Stored entries
○ ○ ○
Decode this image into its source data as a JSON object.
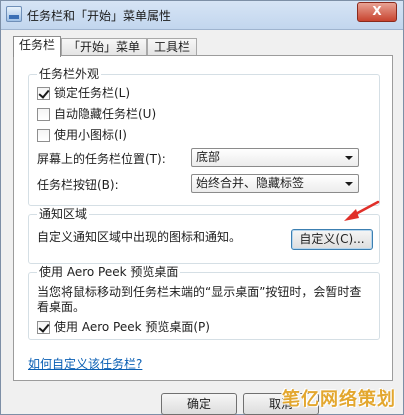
{
  "window": {
    "title": "任务栏和「开始」菜单属性",
    "close_label": "X"
  },
  "tabs": [
    {
      "label": "任务栏"
    },
    {
      "label": "「开始」菜单"
    },
    {
      "label": "工具栏"
    }
  ],
  "appearance": {
    "group_title": "任务栏外观",
    "lock_taskbar": {
      "label": "锁定任务栏(L)",
      "checked": true
    },
    "auto_hide": {
      "label": "自动隐藏任务栏(U)",
      "checked": false
    },
    "small_icons": {
      "label": "使用小图标(I)",
      "checked": false
    },
    "location_label": "屏幕上的任务栏位置(T):",
    "location_value": "底部",
    "buttons_label": "任务栏按钮(B):",
    "buttons_value": "始终合并、隐藏标签"
  },
  "notification": {
    "group_title": "通知区域",
    "description": "自定义通知区域中出现的图标和通知。",
    "customize_label": "自定义(C)..."
  },
  "aero_peek": {
    "group_title": "使用 Aero Peek 预览桌面",
    "description": "当您将鼠标移动到任务栏末端的“显示桌面”按钮时，会暂时查看桌面。",
    "checkbox": {
      "label": "使用 Aero Peek 预览桌面(P)",
      "checked": true
    }
  },
  "help_link": "如何自定义该任务栏?",
  "footer": {
    "ok_label": "确定",
    "cancel_label": "取消"
  },
  "watermark": "笔亿网络策划",
  "colors": {
    "annotation_arrow": "#e0302a",
    "link": "#0a5fb4"
  }
}
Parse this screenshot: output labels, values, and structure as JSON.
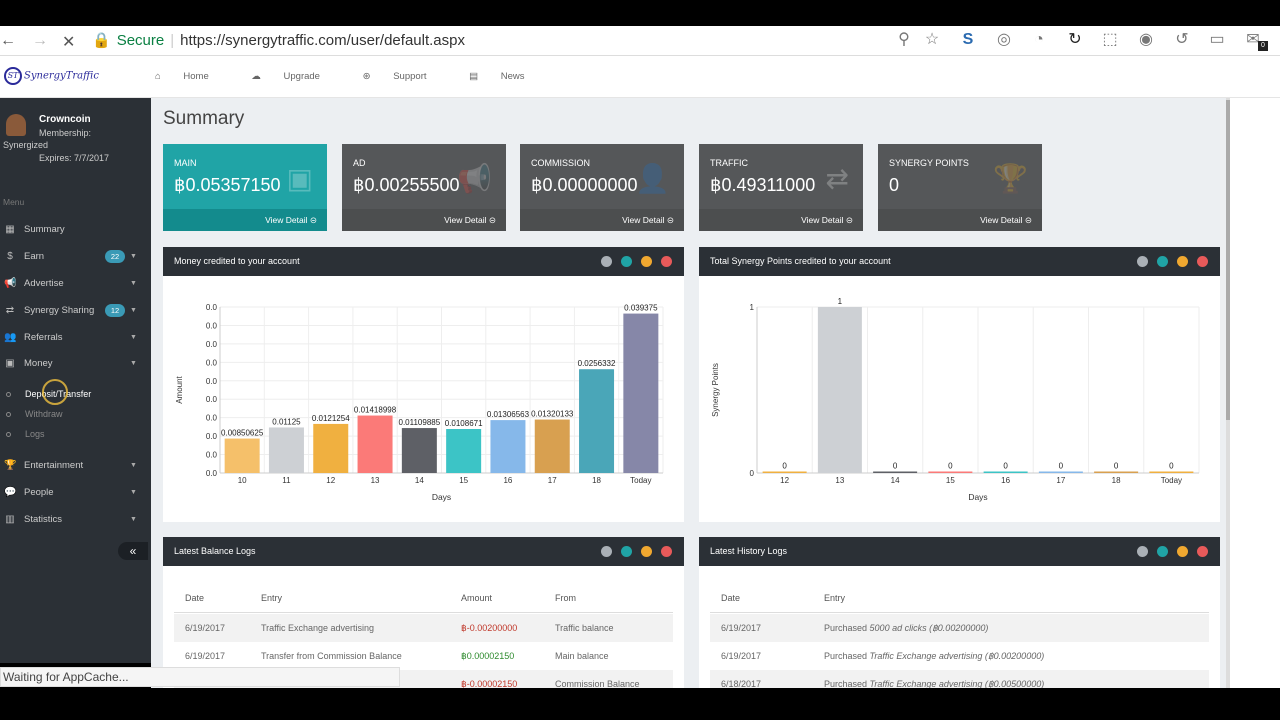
○ ○ ○
Reproduce every line above as written, skipping pictures.

* **Answer for the task**
Decode this image into its source data as a JSON object.
{
  "window": {
    "title": "任务栏和「开始」菜单属性",
    "close_label": "X"
  },
  "tabs": [
    {
      "label": "任务栏"
    },
    {
      "label": "「开始」菜单"
    },
    {
      "label": "工具栏"
    }
  ],
  "appearance": {
    "group_title": "任务栏外观",
    "lock_taskbar": {
      "label": "锁定任务栏(L)",
      "checked": true
    },
    "auto_hide": {
      "label": "自动隐藏任务栏(U)",
      "checked": false
    },
    "small_icons": {
      "label": "使用小图标(I)",
      "checked": false
    },
    "location_label": "屏幕上的任务栏位置(T):",
    "location_value": "底部",
    "buttons_label": "任务栏按钮(B):",
    "buttons_value": "始终合并、隐藏标签"
  },
  "notification": {
    "group_title": "通知区域",
    "description": "自定义通知区域中出现的图标和通知。",
    "customize_label": "自定义(C)..."
  },
  "aero_peek": {
    "group_title": "使用 Aero Peek 预览桌面",
    "description": "当您将鼠标移动到任务栏末端的“显示桌面”按钮时，会暂时查看桌面。",
    "checkbox": {
      "label": "使用 Aero Peek 预览桌面(P)",
      "checked": true
    }
  },
  "help_link": "如何自定义该任务栏?",
  "footer": {
    "ok_label": "确定",
    "cancel_label": "取消"
  },
  "watermark": "笔亿网络策划",
  "colors": {
    "annotation_arrow": "#e0302a",
    "link": "#0a5fb4"
  }
}
Parse this screenshot: output labels, values, and structure as JSON.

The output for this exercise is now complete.